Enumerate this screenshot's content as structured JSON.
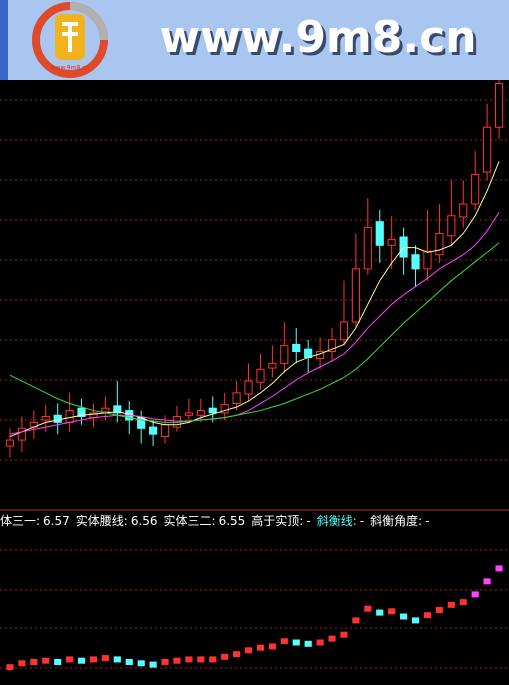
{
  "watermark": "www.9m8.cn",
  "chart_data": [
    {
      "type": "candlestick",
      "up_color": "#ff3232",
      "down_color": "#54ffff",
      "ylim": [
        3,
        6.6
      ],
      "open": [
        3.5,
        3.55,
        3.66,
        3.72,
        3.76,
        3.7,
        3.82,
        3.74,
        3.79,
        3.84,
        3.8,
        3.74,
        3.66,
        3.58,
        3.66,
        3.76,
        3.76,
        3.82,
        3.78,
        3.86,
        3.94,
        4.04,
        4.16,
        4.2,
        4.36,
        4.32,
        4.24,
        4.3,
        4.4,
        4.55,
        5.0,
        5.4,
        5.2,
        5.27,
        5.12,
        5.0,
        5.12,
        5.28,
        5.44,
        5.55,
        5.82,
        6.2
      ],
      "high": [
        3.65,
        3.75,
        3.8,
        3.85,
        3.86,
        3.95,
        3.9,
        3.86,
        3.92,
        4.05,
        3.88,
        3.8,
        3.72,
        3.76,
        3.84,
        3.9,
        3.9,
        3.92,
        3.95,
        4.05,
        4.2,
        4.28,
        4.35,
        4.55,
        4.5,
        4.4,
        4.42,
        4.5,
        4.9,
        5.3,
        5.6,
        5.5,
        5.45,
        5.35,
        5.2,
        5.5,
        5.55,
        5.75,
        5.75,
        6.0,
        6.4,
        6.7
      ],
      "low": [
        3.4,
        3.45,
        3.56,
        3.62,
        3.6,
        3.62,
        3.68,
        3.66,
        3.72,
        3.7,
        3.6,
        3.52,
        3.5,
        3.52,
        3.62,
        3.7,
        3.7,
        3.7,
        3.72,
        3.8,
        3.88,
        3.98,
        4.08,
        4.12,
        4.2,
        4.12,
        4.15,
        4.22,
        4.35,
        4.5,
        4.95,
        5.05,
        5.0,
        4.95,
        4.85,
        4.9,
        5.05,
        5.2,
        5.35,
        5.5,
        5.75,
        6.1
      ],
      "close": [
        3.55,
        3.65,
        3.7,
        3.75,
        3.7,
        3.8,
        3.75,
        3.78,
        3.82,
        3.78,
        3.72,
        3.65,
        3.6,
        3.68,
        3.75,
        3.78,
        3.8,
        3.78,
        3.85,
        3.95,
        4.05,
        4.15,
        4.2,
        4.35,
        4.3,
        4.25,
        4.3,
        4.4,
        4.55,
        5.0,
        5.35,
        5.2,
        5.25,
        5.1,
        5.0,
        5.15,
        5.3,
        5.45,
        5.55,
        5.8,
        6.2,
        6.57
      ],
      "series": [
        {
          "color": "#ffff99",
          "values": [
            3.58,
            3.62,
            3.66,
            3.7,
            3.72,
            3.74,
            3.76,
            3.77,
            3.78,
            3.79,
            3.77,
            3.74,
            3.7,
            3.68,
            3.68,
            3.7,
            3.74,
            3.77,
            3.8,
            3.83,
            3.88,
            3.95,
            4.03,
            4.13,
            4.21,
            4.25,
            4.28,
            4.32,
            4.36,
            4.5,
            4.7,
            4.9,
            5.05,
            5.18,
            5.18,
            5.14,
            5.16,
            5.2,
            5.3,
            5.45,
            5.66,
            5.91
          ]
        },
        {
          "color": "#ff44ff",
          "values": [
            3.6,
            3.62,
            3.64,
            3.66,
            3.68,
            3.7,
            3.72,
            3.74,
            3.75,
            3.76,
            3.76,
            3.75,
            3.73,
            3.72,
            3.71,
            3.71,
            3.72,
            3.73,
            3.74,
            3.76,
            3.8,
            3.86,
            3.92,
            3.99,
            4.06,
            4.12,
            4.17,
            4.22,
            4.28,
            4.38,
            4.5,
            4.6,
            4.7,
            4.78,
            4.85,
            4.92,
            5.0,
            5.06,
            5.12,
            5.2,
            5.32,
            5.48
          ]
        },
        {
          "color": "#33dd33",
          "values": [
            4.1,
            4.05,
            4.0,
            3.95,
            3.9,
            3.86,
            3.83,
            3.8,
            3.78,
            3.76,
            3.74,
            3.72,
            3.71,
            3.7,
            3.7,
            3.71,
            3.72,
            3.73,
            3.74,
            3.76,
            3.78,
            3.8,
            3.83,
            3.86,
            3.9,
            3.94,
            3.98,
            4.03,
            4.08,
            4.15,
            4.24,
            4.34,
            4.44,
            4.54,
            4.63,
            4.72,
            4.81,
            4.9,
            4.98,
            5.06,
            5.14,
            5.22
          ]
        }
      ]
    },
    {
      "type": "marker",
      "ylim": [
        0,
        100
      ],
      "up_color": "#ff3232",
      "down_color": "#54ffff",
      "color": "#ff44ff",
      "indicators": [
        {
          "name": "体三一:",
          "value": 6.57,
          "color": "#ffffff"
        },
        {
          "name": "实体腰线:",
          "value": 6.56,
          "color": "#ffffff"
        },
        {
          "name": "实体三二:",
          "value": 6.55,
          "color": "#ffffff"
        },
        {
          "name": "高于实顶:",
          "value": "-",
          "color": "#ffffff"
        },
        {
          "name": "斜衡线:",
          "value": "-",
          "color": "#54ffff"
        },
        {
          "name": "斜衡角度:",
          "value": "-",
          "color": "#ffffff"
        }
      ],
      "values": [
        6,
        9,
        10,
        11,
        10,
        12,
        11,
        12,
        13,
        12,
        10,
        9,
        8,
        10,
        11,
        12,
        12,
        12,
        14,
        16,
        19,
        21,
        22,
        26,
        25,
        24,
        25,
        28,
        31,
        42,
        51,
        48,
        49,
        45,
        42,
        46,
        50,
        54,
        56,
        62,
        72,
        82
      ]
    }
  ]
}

☆ ☆ ☆ ☆ ☆ ☆ ☆

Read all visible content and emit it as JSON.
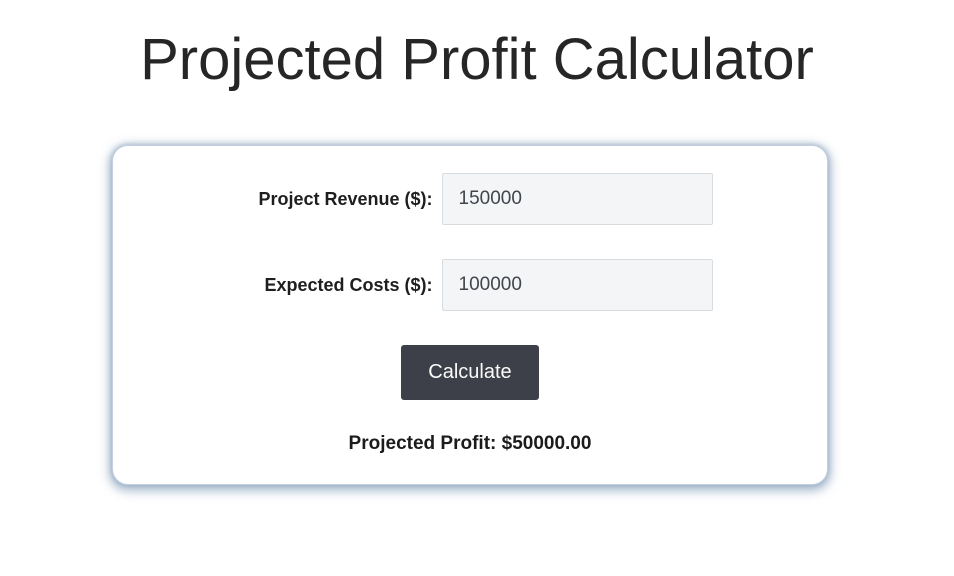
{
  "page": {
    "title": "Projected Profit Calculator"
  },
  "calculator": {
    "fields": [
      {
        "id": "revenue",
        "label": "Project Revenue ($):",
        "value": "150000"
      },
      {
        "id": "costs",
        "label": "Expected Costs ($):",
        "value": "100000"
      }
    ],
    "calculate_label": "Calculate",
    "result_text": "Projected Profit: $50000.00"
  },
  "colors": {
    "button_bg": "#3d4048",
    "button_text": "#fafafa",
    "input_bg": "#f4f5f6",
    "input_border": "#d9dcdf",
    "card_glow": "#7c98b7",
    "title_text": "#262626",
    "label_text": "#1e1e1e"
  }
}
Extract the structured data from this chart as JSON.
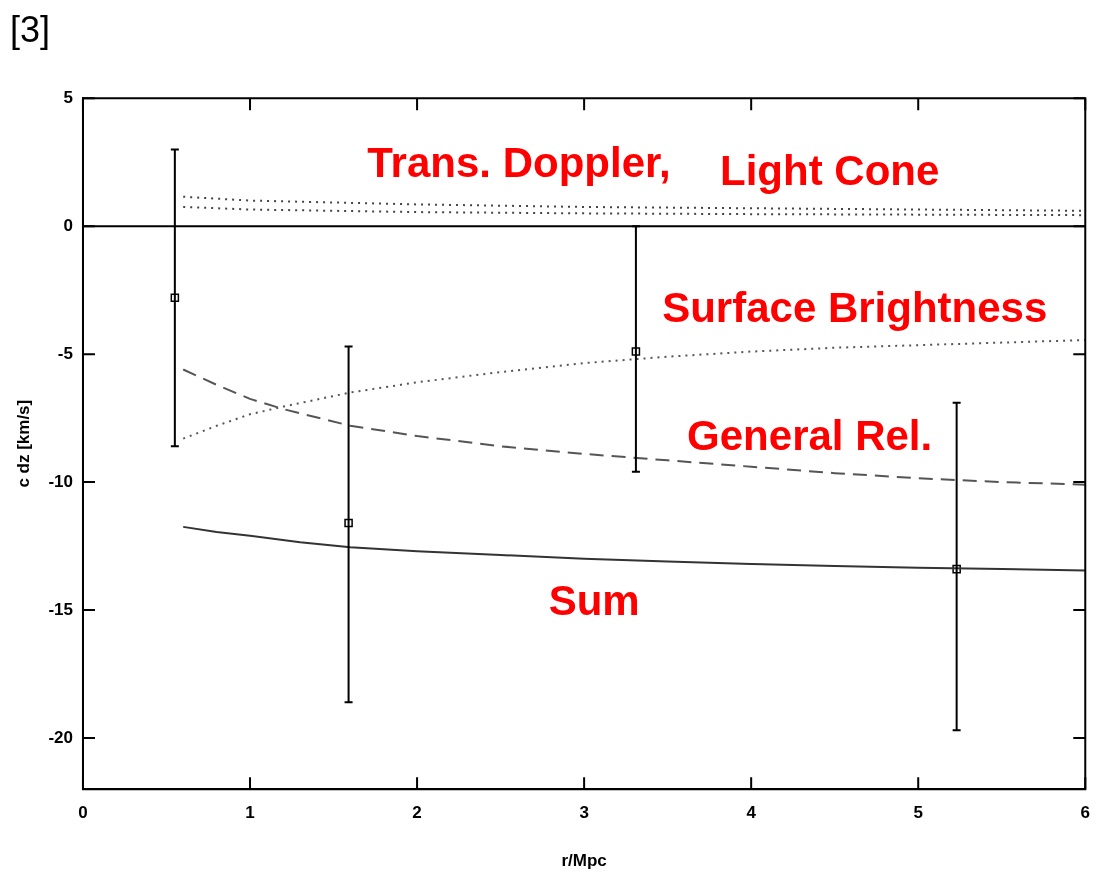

☆ ☆ ☆ ☆ ☆ ☆ ☆

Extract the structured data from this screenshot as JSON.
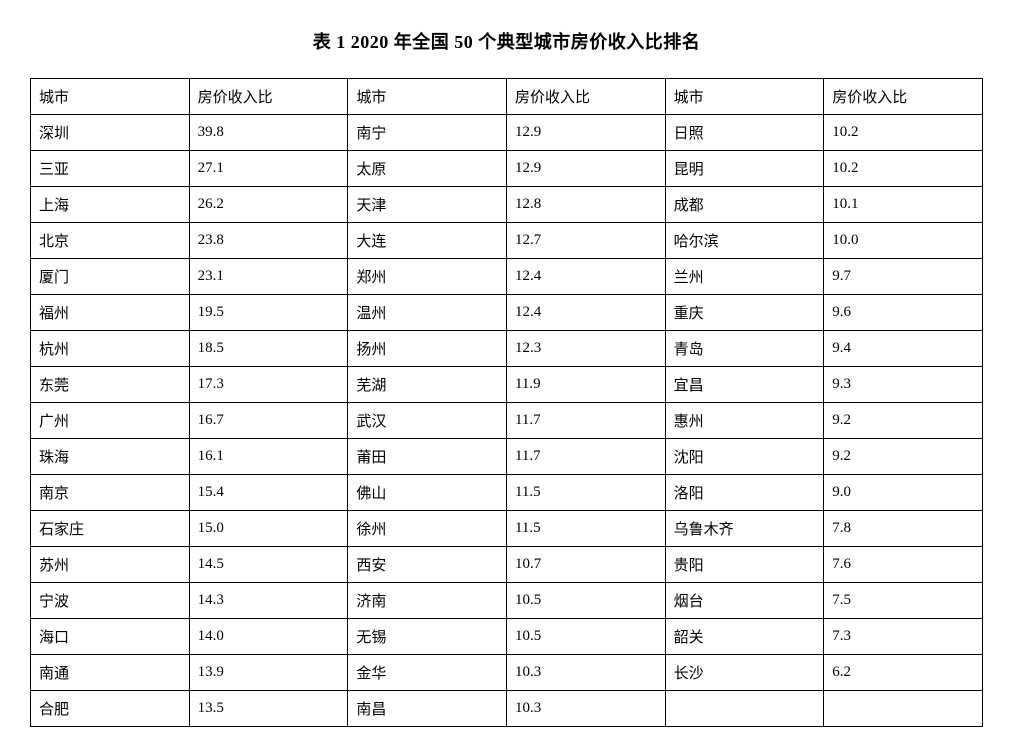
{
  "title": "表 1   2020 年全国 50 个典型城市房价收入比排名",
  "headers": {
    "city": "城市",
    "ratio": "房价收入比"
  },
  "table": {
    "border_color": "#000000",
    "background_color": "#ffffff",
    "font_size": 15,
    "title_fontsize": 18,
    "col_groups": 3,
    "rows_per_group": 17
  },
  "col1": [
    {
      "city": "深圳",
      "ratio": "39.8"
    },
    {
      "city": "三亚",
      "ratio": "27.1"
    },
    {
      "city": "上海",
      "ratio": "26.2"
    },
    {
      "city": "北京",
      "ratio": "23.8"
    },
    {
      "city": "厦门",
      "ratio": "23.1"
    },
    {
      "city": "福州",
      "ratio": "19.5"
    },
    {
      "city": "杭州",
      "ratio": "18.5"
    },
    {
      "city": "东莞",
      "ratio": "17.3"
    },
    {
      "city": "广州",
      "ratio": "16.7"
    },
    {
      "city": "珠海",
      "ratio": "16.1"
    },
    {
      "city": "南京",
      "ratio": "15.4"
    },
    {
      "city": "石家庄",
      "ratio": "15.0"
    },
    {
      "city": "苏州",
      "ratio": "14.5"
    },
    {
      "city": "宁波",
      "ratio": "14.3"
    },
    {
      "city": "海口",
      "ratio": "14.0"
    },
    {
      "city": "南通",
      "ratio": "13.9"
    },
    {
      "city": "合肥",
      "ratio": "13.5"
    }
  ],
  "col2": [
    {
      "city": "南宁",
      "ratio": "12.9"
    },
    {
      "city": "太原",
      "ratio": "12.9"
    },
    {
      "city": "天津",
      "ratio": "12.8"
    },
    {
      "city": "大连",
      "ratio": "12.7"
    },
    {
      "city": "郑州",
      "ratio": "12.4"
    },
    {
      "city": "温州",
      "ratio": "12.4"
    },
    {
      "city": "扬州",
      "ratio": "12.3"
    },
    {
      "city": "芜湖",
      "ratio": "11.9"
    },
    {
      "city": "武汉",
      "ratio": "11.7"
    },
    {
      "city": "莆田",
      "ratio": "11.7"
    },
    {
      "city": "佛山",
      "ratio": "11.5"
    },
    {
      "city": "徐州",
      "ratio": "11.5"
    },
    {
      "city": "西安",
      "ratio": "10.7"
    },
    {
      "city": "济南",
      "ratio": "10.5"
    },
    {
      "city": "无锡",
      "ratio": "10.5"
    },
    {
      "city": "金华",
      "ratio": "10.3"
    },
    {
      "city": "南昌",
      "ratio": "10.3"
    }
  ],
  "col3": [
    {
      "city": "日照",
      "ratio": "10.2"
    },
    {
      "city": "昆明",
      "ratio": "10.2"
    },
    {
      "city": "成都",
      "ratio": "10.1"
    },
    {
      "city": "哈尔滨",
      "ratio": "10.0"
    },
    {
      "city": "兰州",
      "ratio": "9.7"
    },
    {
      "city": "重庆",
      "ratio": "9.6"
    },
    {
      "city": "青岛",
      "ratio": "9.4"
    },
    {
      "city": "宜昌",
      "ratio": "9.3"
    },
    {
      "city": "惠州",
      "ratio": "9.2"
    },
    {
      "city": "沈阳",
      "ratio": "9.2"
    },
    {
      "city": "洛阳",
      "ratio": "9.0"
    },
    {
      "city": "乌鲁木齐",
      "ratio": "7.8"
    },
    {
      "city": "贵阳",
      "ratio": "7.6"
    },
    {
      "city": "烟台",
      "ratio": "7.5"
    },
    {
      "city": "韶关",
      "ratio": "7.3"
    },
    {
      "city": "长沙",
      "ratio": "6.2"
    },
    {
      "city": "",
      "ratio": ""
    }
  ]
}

☆ ☆ ☆ ☆ ☆ ☆ ☆

[To do]
Without any pictures, set down the lines from the one holding "Read all visible content and emit it as JSON." through the one holding "Extract the structured data from this chart".

[Solution]
Read all visible content and emit it as JSON.
{
  "page": {
    "title": "Projected Profit Calculator"
  },
  "calculator": {
    "fields": [
      {
        "id": "revenue",
        "label": "Project Revenue ($):",
        "value": "150000"
      },
      {
        "id": "costs",
        "label": "Expected Costs ($):",
        "value": "100000"
      }
    ],
    "calculate_label": "Calculate",
    "result_text": "Projected Profit: $50000.00"
  },
  "colors": {
    "button_bg": "#3d4048",
    "button_text": "#fafafa",
    "input_bg": "#f4f5f6",
    "input_border": "#d9dcdf",
    "card_glow": "#7c98b7",
    "title_text": "#262626",
    "label_text": "#1e1e1e"
  }
}
Extract the structured data from this chart as JSON.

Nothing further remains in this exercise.